╭──
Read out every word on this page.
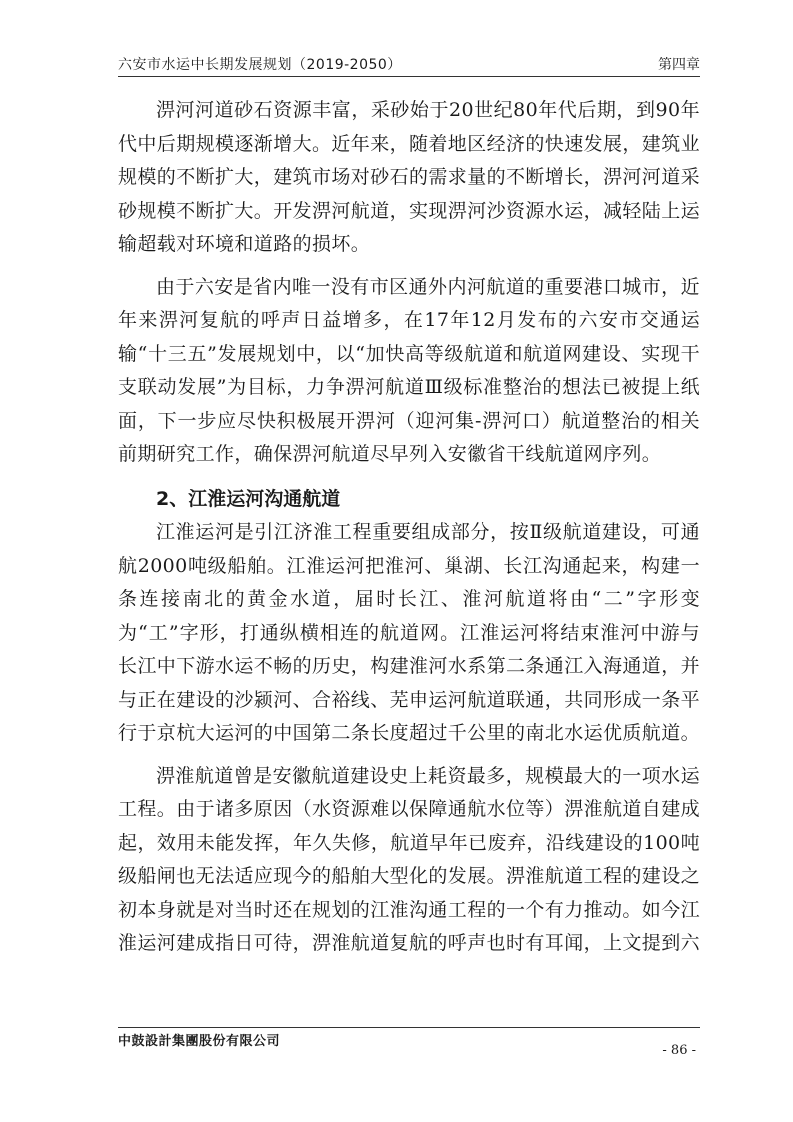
六安市水运中长期发展规划（2019-2050）	第四章

淠河河道砂石资源丰富，采砂始于20世纪80年代后期，到90年代中后期规模逐渐增大。近年来，随着地区经济的快速发展，建筑业规模的不断扩大，建筑市场对砂石的需求量的不断增长，淠河河道采砂规模不断扩大。开发淠河航道，实现淠河沙资源水运，减轻陆上运输超载对环境和道路的损坏。

由于六安是省内唯一没有市区通外内河航道的重要港口城市，近年来淠河复航的呼声日益增多，在17年12月发布的六安市交通运输“十三五”发展规划中，以“加快高等级航道和航道网建设、实现干支联动发展”为目标，力争淠河航道Ⅲ级标准整治的想法已被提上纸面，下一步应尽快积极展开淠河（迎河集-淠河口）航道整治的相关前期研究工作，确保淠河航道尽早列入安徽省干线航道网序列。

2、江淮运河沟通航道

江淮运河是引江济淮工程重要组成部分，按Ⅱ级航道建设，可通航2000吨级船舶。江淮运河把淮河、巢湖、长江沟通起来，构建一条连接南北的黄金水道，届时长江、淮河航道将由“二”字形变为“工”字形，打通纵横相连的航道网。江淮运河将结束淮河中游与长江中下游水运不畅的历史，构建淮河水系第二条通江入海通道，并与正在建设的沙颍河、合裕线、芜申运河航道联通，共同形成一条平行于京杭大运河的中国第二条长度超过千公里的南北水运优质航道。

淠淮航道曾是安徽航道建设史上耗资最多，规模最大的一项水运工程。由于诸多原因（水资源难以保障通航水位等）淠淮航道自建成起，效用未能发挥，年久失修，航道早年已废弃，沿线建设的100吨级船闸也无法适应现今的船舶大型化的发展。淠淮航道工程的建设之初本身就是对当时还在规划的江淮沟通工程的一个有力推动。如今江淮运河建成指日可待，淠淮航道复航的呼声也时有耳闻，上文提到六

中鼓設計集團股份有限公司
- 86 -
╰──
--- Exercise ---
Write the listing above out again exactly, dropping each image.

--- Solution for this task ---
Read out every word on this page.
六安市水运中长期发展规划（2019-2050）	第四章

淠河河道砂石资源丰富，采砂始于20世纪80年代后期，到90年代中后期规模逐渐增大。近年来，随着地区经济的快速发展，建筑业规模的不断扩大，建筑市场对砂石的需求量的不断增长，淠河河道采砂规模不断扩大。开发淠河航道，实现淠河沙资源水运，减轻陆上运输超载对环境和道路的损坏。

由于六安是省内唯一没有市区通外内河航道的重要港口城市，近年来淠河复航的呼声日益增多，在17年12月发布的六安市交通运输“十三五”发展规划中，以“加快高等级航道和航道网建设、实现干支联动发展”为目标，力争淠河航道Ⅲ级标准整治的想法已被提上纸面，下一步应尽快积极展开淠河（迎河集-淠河口）航道整治的相关前期研究工作，确保淠河航道尽早列入安徽省干线航道网序列。

2、江淮运河沟通航道

江淮运河是引江济淮工程重要组成部分，按Ⅱ级航道建设，可通航2000吨级船舶。江淮运河把淮河、巢湖、长江沟通起来，构建一条连接南北的黄金水道，届时长江、淮河航道将由“二”字形变为“工”字形，打通纵横相连的航道网。江淮运河将结束淮河中游与长江中下游水运不畅的历史，构建淮河水系第二条通江入海通道，并与正在建设的沙颍河、合裕线、芜申运河航道联通，共同形成一条平行于京杭大运河的中国第二条长度超过千公里的南北水运优质航道。

淠淮航道曾是安徽航道建设史上耗资最多，规模最大的一项水运工程。由于诸多原因（水资源难以保障通航水位等）淠淮航道自建成起，效用未能发挥，年久失修，航道早年已废弃，沿线建设的100吨级船闸也无法适应现今的船舶大型化的发展。淠淮航道工程的建设之初本身就是对当时还在规划的江淮沟通工程的一个有力推动。如今江淮运河建成指日可待，淠淮航道复航的呼声也时有耳闻，上文提到六

中鼓設計集團股份有限公司
- 86 -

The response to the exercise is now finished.